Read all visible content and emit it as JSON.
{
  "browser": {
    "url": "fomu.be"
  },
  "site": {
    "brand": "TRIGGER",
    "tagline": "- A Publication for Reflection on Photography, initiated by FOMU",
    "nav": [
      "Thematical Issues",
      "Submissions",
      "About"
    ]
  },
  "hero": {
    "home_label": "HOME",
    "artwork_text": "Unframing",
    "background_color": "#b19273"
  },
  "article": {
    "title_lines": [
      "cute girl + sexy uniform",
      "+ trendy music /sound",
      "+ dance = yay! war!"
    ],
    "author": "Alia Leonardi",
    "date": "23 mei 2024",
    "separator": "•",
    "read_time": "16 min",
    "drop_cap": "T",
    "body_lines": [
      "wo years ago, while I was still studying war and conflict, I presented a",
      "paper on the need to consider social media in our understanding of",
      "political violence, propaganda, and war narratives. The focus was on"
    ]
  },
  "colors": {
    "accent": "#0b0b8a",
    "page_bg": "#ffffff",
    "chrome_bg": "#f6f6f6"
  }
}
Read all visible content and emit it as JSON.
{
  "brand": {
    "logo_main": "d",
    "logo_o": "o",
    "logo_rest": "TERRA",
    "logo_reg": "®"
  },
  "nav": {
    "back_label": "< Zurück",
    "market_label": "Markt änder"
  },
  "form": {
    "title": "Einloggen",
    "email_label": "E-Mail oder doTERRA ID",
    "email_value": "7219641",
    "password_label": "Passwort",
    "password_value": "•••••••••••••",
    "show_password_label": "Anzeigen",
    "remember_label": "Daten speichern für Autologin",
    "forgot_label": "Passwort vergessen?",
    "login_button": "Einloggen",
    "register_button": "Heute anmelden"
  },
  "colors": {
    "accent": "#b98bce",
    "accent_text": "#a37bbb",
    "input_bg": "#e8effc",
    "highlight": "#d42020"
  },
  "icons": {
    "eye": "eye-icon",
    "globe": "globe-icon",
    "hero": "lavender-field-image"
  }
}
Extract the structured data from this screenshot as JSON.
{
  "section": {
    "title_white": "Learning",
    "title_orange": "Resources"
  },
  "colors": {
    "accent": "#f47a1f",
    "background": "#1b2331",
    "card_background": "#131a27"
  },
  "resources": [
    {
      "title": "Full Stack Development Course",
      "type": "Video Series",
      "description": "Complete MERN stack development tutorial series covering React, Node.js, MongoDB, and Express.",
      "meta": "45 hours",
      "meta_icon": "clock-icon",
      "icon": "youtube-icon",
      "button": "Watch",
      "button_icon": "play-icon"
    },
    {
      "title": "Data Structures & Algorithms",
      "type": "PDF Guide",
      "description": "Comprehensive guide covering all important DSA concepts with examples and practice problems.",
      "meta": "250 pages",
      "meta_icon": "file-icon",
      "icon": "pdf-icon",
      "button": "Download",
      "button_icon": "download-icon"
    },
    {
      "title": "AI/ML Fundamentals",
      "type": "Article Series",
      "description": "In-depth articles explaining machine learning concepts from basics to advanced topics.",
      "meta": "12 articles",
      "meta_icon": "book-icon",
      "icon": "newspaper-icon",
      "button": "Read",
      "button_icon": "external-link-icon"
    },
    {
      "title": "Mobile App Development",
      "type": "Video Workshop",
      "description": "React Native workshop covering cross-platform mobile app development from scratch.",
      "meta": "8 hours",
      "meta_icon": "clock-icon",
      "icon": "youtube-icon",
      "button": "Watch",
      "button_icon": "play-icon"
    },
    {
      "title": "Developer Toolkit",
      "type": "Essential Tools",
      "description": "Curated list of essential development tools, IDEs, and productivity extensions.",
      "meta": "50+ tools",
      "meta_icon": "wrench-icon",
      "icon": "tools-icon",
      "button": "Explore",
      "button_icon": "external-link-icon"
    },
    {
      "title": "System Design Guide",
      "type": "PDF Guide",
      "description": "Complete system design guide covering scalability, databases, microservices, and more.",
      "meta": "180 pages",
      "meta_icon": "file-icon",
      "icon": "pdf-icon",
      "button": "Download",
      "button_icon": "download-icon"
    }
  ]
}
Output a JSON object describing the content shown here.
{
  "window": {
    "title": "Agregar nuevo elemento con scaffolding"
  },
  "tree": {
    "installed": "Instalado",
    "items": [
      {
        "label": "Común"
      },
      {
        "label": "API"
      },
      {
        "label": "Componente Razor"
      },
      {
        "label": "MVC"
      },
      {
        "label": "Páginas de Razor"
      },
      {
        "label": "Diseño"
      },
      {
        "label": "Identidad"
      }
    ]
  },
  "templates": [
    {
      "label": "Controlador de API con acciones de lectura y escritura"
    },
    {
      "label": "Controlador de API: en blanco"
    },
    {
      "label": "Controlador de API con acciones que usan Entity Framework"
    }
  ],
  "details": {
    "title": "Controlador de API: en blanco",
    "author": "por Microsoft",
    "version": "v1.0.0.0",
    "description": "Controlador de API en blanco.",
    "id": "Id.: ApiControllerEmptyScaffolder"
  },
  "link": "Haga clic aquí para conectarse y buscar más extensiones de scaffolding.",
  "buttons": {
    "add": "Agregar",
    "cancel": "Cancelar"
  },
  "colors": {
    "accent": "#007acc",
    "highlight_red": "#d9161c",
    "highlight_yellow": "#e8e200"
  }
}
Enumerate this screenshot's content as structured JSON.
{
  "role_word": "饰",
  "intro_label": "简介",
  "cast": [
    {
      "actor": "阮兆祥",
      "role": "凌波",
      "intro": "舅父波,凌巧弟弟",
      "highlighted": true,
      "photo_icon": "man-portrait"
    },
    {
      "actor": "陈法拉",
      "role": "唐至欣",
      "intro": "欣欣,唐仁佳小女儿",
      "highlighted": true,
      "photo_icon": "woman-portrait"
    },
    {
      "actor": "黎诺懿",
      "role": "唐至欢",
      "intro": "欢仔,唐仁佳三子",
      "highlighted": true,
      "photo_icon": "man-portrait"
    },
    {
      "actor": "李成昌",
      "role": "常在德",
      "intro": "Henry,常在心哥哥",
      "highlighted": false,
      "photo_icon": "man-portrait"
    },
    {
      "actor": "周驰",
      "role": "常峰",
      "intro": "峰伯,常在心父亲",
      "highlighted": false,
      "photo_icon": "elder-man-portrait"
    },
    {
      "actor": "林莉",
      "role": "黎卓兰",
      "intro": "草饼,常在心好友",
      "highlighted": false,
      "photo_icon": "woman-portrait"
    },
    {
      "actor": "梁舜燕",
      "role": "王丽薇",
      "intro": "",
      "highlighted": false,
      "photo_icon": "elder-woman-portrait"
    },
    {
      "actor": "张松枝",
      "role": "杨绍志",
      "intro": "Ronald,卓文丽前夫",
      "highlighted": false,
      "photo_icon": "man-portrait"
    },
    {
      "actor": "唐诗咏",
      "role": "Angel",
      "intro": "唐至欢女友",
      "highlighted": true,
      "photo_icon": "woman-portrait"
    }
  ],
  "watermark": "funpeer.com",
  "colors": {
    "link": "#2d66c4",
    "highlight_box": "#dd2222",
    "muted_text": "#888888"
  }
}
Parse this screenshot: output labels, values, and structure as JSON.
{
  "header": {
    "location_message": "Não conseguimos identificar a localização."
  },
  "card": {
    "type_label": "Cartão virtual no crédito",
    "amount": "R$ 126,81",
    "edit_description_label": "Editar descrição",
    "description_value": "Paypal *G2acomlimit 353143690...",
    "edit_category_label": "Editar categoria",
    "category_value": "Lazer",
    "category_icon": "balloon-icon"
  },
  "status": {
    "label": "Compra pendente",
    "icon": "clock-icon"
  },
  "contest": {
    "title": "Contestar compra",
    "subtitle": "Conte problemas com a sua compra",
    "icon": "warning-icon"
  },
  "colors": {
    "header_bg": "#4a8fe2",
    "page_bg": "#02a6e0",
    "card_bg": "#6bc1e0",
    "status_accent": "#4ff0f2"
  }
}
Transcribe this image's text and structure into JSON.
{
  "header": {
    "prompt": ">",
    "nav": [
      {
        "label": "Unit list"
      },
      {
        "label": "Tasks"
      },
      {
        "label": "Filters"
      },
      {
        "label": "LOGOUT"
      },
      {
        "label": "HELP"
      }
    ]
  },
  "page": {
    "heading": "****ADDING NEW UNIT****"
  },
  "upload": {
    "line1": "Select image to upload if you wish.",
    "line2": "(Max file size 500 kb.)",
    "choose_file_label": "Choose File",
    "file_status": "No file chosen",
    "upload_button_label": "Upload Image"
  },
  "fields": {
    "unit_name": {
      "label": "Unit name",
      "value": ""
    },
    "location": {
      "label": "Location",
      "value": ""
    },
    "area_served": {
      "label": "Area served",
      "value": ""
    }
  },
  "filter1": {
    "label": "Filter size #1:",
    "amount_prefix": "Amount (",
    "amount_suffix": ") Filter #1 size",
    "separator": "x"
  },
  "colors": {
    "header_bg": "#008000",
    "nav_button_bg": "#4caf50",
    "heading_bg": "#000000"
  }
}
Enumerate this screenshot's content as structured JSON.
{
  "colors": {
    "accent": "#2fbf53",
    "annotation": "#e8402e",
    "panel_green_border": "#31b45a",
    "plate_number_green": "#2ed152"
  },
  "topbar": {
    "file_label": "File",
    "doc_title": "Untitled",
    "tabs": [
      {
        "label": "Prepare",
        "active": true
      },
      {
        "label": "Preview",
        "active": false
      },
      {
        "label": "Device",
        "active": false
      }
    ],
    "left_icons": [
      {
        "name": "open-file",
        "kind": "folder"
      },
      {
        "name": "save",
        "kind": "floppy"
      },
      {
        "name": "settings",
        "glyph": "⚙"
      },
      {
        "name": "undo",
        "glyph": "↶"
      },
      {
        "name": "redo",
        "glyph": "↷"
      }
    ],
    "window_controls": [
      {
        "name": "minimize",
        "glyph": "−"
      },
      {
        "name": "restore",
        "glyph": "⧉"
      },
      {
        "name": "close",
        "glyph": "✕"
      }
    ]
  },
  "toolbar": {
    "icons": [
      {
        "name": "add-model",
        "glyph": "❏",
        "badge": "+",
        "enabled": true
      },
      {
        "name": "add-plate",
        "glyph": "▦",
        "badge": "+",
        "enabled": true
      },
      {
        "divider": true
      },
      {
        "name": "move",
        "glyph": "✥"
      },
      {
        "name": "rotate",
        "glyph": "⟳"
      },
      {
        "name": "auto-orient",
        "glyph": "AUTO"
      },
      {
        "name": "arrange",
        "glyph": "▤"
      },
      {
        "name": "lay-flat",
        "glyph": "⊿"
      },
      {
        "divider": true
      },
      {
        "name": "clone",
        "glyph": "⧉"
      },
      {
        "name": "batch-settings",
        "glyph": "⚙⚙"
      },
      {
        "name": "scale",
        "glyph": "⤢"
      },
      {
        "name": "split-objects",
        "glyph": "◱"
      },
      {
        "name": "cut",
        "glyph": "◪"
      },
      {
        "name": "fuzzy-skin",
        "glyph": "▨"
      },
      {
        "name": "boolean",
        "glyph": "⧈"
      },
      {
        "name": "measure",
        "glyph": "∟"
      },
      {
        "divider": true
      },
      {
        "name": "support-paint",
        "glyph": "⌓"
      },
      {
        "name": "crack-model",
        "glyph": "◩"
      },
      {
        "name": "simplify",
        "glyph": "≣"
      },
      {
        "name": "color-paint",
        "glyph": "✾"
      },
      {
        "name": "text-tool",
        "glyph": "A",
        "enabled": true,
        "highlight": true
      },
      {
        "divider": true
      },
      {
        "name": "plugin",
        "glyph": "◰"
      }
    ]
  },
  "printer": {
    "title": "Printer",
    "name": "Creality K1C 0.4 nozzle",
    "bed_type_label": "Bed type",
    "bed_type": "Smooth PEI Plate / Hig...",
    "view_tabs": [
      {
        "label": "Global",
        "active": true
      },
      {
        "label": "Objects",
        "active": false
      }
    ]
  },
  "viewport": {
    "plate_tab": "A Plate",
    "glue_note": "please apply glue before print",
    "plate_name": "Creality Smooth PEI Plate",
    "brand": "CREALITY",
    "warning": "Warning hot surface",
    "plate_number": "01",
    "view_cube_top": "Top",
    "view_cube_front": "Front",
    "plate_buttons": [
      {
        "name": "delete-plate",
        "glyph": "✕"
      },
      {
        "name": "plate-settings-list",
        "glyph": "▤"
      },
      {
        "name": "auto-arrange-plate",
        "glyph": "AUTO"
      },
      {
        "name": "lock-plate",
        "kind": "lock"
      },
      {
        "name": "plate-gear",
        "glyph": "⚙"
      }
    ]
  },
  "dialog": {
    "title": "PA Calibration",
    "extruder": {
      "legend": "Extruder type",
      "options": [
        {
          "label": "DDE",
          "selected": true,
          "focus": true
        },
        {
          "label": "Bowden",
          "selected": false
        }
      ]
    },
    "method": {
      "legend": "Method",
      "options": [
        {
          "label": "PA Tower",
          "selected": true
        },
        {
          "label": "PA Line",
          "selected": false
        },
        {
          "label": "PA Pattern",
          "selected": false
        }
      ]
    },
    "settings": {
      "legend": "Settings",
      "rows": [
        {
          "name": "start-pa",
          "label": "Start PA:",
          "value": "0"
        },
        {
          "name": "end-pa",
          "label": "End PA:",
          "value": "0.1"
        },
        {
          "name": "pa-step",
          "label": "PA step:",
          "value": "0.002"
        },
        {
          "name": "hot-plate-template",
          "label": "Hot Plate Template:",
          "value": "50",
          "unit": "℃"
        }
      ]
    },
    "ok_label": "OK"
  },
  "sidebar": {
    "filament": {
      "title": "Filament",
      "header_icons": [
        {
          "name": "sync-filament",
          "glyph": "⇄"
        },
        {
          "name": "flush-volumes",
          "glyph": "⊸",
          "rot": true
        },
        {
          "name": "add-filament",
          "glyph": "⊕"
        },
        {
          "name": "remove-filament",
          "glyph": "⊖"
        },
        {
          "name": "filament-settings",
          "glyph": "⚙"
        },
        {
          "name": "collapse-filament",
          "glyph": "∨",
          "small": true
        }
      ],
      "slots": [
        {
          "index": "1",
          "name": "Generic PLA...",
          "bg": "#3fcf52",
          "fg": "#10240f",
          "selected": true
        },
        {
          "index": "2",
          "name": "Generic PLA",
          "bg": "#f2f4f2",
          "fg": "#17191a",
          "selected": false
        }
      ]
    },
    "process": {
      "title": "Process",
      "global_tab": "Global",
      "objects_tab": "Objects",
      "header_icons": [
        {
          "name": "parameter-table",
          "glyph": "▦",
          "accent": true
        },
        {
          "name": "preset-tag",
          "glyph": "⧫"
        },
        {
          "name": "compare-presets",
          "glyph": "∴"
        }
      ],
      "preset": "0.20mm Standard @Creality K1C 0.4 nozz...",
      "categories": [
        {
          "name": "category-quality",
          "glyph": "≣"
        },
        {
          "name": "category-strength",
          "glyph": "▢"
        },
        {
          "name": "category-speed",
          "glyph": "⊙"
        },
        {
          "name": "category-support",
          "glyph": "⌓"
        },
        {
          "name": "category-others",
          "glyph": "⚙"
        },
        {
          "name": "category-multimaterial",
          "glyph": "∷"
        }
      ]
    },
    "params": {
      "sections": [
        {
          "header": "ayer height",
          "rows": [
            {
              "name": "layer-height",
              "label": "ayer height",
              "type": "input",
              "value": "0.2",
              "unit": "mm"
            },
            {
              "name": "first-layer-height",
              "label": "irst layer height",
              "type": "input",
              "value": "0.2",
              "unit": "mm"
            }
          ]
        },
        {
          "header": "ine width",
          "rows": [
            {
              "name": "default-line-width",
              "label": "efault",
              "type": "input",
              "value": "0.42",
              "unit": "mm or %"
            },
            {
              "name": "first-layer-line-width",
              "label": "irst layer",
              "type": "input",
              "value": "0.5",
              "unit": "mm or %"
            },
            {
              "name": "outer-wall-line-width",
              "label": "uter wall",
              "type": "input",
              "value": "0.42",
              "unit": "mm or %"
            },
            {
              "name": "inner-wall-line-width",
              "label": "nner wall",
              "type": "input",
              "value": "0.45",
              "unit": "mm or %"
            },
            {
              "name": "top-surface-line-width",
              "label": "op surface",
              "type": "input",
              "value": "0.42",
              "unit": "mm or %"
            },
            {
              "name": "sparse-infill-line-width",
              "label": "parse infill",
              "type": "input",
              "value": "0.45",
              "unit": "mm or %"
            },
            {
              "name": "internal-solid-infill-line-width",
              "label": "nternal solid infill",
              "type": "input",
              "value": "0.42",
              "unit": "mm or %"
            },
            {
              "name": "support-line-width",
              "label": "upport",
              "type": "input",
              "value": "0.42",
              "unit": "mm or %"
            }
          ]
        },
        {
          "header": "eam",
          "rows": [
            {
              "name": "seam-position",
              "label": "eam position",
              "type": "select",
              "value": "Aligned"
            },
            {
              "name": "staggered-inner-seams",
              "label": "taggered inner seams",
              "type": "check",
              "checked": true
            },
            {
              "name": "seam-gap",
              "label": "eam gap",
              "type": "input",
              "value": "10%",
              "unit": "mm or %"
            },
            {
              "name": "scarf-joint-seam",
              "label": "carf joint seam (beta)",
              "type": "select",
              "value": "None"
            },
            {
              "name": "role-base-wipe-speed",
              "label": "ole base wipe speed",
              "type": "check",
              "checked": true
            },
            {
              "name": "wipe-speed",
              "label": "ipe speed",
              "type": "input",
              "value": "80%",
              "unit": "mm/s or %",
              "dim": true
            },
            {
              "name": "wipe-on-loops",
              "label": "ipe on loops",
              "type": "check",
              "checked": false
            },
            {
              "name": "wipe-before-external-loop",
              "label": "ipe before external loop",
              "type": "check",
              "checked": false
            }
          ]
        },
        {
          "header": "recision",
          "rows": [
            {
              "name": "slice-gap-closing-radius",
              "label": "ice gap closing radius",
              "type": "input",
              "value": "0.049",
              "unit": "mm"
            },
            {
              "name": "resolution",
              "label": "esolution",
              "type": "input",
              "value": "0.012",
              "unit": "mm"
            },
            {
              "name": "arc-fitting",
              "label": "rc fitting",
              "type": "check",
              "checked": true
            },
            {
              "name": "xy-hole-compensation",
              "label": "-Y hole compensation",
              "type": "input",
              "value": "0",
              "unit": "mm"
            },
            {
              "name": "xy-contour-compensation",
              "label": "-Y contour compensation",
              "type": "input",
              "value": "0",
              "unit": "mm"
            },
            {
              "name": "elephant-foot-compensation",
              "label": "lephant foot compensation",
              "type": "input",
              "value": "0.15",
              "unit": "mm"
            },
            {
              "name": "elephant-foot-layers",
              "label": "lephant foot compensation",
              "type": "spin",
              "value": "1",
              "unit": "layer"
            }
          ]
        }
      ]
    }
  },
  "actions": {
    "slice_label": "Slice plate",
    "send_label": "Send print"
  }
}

-*-*-

SHORT PROBLEM:
Report every line containing the word "concepts" from the listing above.

TASK ANSWER:
      "description": "Comprehensive guide covering all important DSA concepts with examples and practice problems.",
      "description": "In-depth articles explaining machine learning concepts from basics to advanced topics.",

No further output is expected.